Given exercise
Could you copy the listing below line for line, with no changes at all?

______

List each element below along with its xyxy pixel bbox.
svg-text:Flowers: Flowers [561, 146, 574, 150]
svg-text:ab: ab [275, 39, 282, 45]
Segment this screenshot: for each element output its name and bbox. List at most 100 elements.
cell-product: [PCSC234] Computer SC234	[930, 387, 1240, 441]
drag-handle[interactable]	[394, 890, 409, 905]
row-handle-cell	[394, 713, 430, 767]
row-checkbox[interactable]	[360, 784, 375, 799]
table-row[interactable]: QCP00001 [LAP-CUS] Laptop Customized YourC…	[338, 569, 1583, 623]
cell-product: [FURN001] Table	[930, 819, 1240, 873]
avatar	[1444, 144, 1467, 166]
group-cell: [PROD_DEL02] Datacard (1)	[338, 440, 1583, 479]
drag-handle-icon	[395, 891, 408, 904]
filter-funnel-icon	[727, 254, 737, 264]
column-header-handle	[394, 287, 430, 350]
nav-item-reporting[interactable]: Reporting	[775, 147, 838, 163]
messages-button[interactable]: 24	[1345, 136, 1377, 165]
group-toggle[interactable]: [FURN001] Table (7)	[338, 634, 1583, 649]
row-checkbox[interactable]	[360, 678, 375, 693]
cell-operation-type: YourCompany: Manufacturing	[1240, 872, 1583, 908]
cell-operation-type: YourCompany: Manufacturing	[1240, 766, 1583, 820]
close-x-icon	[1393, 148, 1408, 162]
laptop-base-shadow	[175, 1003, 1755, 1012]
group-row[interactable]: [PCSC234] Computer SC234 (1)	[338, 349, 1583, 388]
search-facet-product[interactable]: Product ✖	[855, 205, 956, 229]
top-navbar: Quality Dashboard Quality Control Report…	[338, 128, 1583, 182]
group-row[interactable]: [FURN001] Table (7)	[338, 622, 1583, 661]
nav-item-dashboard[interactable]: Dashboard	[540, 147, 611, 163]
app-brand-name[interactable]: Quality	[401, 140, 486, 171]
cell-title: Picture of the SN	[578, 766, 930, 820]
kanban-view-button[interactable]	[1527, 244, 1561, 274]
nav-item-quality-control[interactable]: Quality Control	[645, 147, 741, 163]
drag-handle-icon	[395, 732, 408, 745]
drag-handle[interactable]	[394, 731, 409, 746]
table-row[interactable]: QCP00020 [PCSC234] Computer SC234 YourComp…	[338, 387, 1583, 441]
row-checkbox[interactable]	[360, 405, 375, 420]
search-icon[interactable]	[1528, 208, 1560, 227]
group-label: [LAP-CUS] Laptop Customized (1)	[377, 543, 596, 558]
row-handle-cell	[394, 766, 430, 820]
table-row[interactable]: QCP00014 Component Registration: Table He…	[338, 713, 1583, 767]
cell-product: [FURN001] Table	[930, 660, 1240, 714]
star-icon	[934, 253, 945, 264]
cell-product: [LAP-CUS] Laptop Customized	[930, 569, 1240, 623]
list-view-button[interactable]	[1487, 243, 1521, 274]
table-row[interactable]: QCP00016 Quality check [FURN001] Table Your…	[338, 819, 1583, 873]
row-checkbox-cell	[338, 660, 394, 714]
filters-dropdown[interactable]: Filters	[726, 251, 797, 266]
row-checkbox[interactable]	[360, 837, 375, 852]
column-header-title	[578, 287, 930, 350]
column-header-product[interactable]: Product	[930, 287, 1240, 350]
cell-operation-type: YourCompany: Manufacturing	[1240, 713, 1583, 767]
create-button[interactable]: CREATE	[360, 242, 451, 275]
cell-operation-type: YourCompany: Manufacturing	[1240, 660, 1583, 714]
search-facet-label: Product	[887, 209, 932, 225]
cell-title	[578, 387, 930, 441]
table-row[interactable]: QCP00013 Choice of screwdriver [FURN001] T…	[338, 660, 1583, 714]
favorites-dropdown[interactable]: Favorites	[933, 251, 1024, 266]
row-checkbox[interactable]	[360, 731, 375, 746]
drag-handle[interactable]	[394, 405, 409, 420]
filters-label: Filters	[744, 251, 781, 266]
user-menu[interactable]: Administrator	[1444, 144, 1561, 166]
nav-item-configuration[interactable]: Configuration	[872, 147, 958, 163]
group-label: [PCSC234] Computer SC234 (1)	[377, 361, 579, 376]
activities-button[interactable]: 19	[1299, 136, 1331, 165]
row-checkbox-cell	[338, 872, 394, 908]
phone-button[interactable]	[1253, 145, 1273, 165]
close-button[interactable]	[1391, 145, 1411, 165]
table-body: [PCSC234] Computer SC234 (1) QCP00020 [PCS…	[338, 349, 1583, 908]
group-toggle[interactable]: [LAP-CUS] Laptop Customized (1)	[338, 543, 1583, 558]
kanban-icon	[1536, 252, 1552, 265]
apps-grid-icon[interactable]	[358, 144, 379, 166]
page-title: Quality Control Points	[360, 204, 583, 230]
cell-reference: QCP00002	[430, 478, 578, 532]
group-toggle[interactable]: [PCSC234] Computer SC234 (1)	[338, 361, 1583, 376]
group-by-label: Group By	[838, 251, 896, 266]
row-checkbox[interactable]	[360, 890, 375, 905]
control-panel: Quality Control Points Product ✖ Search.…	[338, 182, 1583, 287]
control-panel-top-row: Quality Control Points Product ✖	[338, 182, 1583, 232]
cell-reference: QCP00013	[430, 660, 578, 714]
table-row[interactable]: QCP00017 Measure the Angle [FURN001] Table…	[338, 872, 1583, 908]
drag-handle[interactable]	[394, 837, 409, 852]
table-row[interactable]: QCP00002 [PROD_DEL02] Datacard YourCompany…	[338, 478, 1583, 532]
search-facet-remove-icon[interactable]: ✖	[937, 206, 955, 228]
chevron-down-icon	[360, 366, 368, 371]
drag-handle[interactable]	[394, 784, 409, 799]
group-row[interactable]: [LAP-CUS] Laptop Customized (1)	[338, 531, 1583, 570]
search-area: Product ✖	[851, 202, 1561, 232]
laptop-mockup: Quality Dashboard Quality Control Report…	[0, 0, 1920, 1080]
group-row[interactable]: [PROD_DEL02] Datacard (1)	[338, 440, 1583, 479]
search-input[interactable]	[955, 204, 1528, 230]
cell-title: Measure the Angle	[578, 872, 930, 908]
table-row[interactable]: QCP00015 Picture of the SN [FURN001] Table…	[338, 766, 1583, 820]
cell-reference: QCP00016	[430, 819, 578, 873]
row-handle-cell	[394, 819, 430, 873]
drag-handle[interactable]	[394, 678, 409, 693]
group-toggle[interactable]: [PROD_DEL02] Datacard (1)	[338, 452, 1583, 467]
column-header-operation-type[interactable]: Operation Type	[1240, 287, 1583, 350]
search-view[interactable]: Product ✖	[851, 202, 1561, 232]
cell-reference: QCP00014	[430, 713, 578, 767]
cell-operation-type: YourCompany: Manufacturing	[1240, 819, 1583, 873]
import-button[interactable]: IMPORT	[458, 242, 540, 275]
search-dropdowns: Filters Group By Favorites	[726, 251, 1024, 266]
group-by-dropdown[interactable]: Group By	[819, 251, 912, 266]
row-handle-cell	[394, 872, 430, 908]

______

Final answer
List each element below along with its xyxy pixel bbox.
svg-text:Flowers: Flowers [561, 146, 574, 150]
svg-text:ab: ab [275, 39, 282, 45]
Segment this screenshot: for each element output its name and bbox. List at most 100 elements.
cell-product: [PCSC234] Computer SC234	[930, 387, 1240, 441]
drag-handle[interactable]	[394, 890, 409, 905]
row-handle-cell	[394, 713, 430, 767]
row-checkbox[interactable]	[360, 784, 375, 799]
table-row[interactable]: QCP00001 [LAP-CUS] Laptop Customized YourC…	[338, 569, 1583, 623]
cell-product: [FURN001] Table	[930, 819, 1240, 873]
avatar	[1444, 144, 1467, 166]
group-cell: [PROD_DEL02] Datacard (1)	[338, 440, 1583, 479]
drag-handle-icon	[395, 891, 408, 904]
filter-funnel-icon	[727, 254, 737, 264]
column-header-handle	[394, 287, 430, 350]
nav-item-reporting[interactable]: Reporting	[775, 147, 838, 163]
messages-button[interactable]: 24	[1345, 136, 1377, 165]
group-toggle[interactable]: [FURN001] Table (7)	[338, 634, 1583, 649]
row-checkbox[interactable]	[360, 678, 375, 693]
cell-operation-type: YourCompany: Manufacturing	[1240, 872, 1583, 908]
cell-operation-type: YourCompany: Manufacturing	[1240, 766, 1583, 820]
close-x-icon	[1393, 148, 1408, 162]
laptop-base-shadow	[175, 1003, 1755, 1012]
group-row[interactable]: [PCSC234] Computer SC234 (1)	[338, 349, 1583, 388]
search-facet-product[interactable]: Product ✖	[855, 205, 956, 229]
top-navbar: Quality Dashboard Quality Control Report…	[338, 128, 1583, 182]
group-row[interactable]: [FURN001] Table (7)	[338, 622, 1583, 661]
nav-item-dashboard[interactable]: Dashboard	[540, 147, 611, 163]
app-brand-name[interactable]: Quality	[401, 140, 486, 171]
cell-title: Picture of the SN	[578, 766, 930, 820]
kanban-view-button[interactable]	[1527, 244, 1561, 274]
nav-item-quality-control[interactable]: Quality Control	[645, 147, 741, 163]
drag-handle-icon	[395, 732, 408, 745]
drag-handle[interactable]	[394, 731, 409, 746]
table-row[interactable]: QCP00020 [PCSC234] Computer SC234 YourComp…	[338, 387, 1583, 441]
row-checkbox[interactable]	[360, 405, 375, 420]
search-icon[interactable]	[1528, 208, 1560, 227]
group-label: [LAP-CUS] Laptop Customized (1)	[377, 543, 596, 558]
row-handle-cell	[394, 766, 430, 820]
table-row[interactable]: QCP00014 Component Registration: Table He…	[338, 713, 1583, 767]
cell-product: [FURN001] Table	[930, 660, 1240, 714]
star-icon	[934, 253, 945, 264]
cell-product: [LAP-CUS] Laptop Customized	[930, 569, 1240, 623]
list-view-button[interactable]	[1487, 243, 1521, 274]
table-row[interactable]: QCP00016 Quality check [FURN001] Table Your…	[338, 819, 1583, 873]
row-checkbox-cell	[338, 660, 394, 714]
filters-dropdown[interactable]: Filters	[726, 251, 797, 266]
row-checkbox[interactable]	[360, 837, 375, 852]
column-header-title	[578, 287, 930, 350]
column-header-product[interactable]: Product	[930, 287, 1240, 350]
cell-operation-type: YourCompany: Manufacturing	[1240, 713, 1583, 767]
create-button[interactable]: CREATE	[360, 242, 451, 275]
cell-operation-type: YourCompany: Manufacturing	[1240, 660, 1583, 714]
search-facet-label: Product	[887, 209, 932, 225]
cell-title	[578, 387, 930, 441]
table-row[interactable]: QCP00013 Choice of screwdriver [FURN001] T…	[338, 660, 1583, 714]
favorites-dropdown[interactable]: Favorites	[933, 251, 1024, 266]
row-checkbox[interactable]	[360, 731, 375, 746]
drag-handle[interactable]	[394, 405, 409, 420]
filters-label: Filters	[744, 251, 781, 266]
user-menu[interactable]: Administrator	[1444, 144, 1561, 166]
nav-item-configuration[interactable]: Configuration	[872, 147, 958, 163]
group-label: [PCSC234] Computer SC234 (1)	[377, 361, 579, 376]
activities-button[interactable]: 19	[1299, 136, 1331, 165]
row-checkbox-cell	[338, 872, 394, 908]
phone-button[interactable]	[1253, 145, 1273, 165]
close-button[interactable]	[1391, 145, 1411, 165]
table-body: [PCSC234] Computer SC234 (1) QCP00020 [PCS…	[338, 349, 1583, 908]
group-toggle[interactable]: [LAP-CUS] Laptop Customized (1)	[338, 543, 1583, 558]
kanban-icon	[1536, 252, 1552, 265]
apps-grid-icon[interactable]	[358, 144, 379, 166]
page-title: Quality Control Points	[360, 204, 583, 230]
cell-reference: QCP00002	[430, 478, 578, 532]
group-toggle[interactable]: [PCSC234] Computer SC234 (1)	[338, 361, 1583, 376]
group-by-label: Group By	[838, 251, 896, 266]
row-checkbox[interactable]	[360, 890, 375, 905]
control-panel: Quality Control Points Product ✖ Search.…	[338, 182, 1583, 287]
control-panel-top-row: Quality Control Points Product ✖	[338, 182, 1583, 232]
cell-reference: QCP00013	[430, 660, 578, 714]
table-row[interactable]: QCP00017 Measure the Angle [FURN001] Table…	[338, 872, 1583, 908]
drag-handle[interactable]	[394, 837, 409, 852]
table-row[interactable]: QCP00002 [PROD_DEL02] Datacard YourCompany…	[338, 478, 1583, 532]
search-facet-remove-icon[interactable]: ✖	[937, 206, 955, 228]
chevron-down-icon	[360, 366, 368, 371]
drag-handle[interactable]	[394, 784, 409, 799]
group-row[interactable]: [LAP-CUS] Laptop Customized (1)	[338, 531, 1583, 570]
search-area: Product ✖	[851, 202, 1561, 232]
laptop-mockup: Quality Dashboard Quality Control Report…	[0, 0, 1920, 1080]
group-row[interactable]: [PROD_DEL02] Datacard (1)	[338, 440, 1583, 479]
search-input[interactable]	[955, 204, 1528, 230]
cell-title: Measure the Angle	[578, 872, 930, 908]
table-row[interactable]: QCP00015 Picture of the SN [FURN001] Table…	[338, 766, 1583, 820]
cell-reference: QCP00016	[430, 819, 578, 873]
row-handle-cell	[394, 819, 430, 873]
drag-handle[interactable]	[394, 678, 409, 693]
group-toggle[interactable]: [PROD_DEL02] Datacard (1)	[338, 452, 1583, 467]
column-header-operation-type[interactable]: Operation Type	[1240, 287, 1583, 350]
search-view[interactable]: Product ✖	[851, 202, 1561, 232]
cell-reference: QCP00014	[430, 713, 578, 767]
cell-operation-type: YourCompany: Manufacturing	[1240, 819, 1583, 873]
import-button[interactable]: IMPORT	[458, 242, 540, 275]
search-dropdowns: Filters Group By Favorites	[726, 251, 1024, 266]
group-by-dropdown[interactable]: Group By	[819, 251, 912, 266]
row-handle-cell	[394, 872, 430, 908]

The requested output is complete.